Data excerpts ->
(begin)
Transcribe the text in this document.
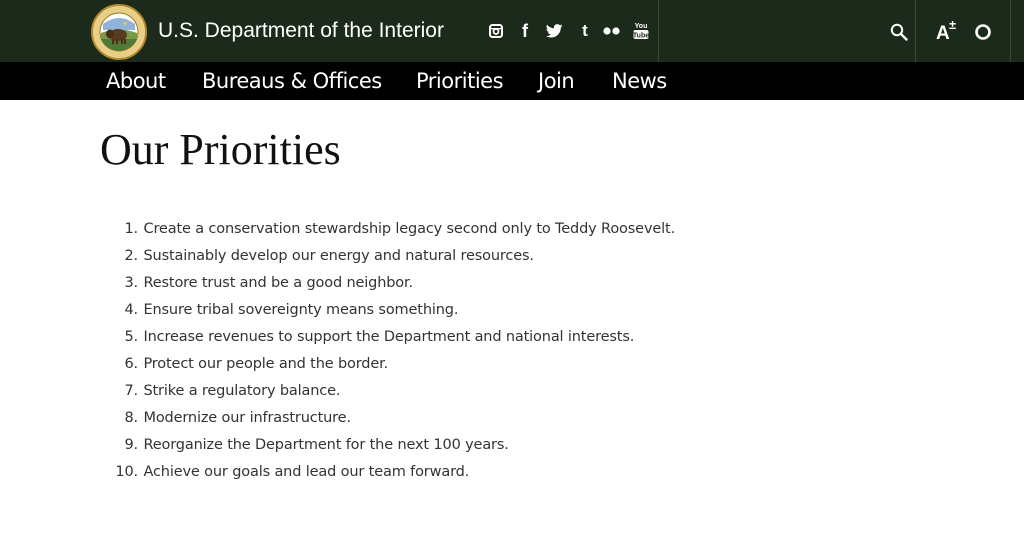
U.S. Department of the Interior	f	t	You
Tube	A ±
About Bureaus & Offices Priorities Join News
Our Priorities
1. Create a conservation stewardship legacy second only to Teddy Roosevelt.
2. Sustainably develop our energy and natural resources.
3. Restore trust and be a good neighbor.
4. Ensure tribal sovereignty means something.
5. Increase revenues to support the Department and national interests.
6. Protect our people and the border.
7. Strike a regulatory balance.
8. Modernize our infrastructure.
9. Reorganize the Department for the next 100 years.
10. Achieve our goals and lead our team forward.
(end)
(begin)
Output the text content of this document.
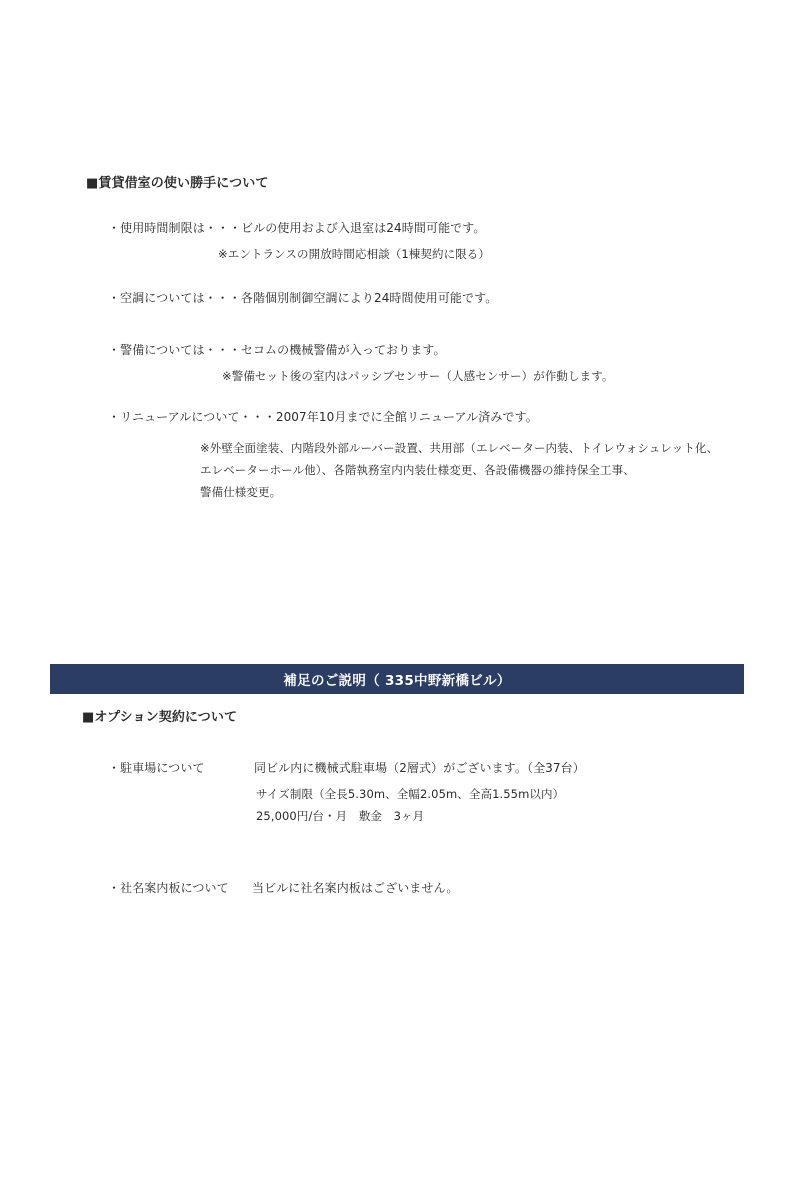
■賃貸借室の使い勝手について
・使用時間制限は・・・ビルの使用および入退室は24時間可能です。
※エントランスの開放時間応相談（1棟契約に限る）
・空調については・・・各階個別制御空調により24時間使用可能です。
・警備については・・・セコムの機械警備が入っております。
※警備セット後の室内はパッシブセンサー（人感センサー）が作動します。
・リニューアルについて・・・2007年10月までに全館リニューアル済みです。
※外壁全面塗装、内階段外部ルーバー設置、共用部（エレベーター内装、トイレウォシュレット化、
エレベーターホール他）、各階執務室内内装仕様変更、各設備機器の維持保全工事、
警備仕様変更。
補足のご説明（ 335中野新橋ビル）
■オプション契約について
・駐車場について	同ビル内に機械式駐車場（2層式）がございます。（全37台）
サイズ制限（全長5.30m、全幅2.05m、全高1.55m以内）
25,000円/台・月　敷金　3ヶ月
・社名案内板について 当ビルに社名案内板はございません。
(end)
STATED TASK -> Copy out all lines that carry the word "Priorities".

REPLY ->
About Bureaus & Offices Priorities Join News
Our Priorities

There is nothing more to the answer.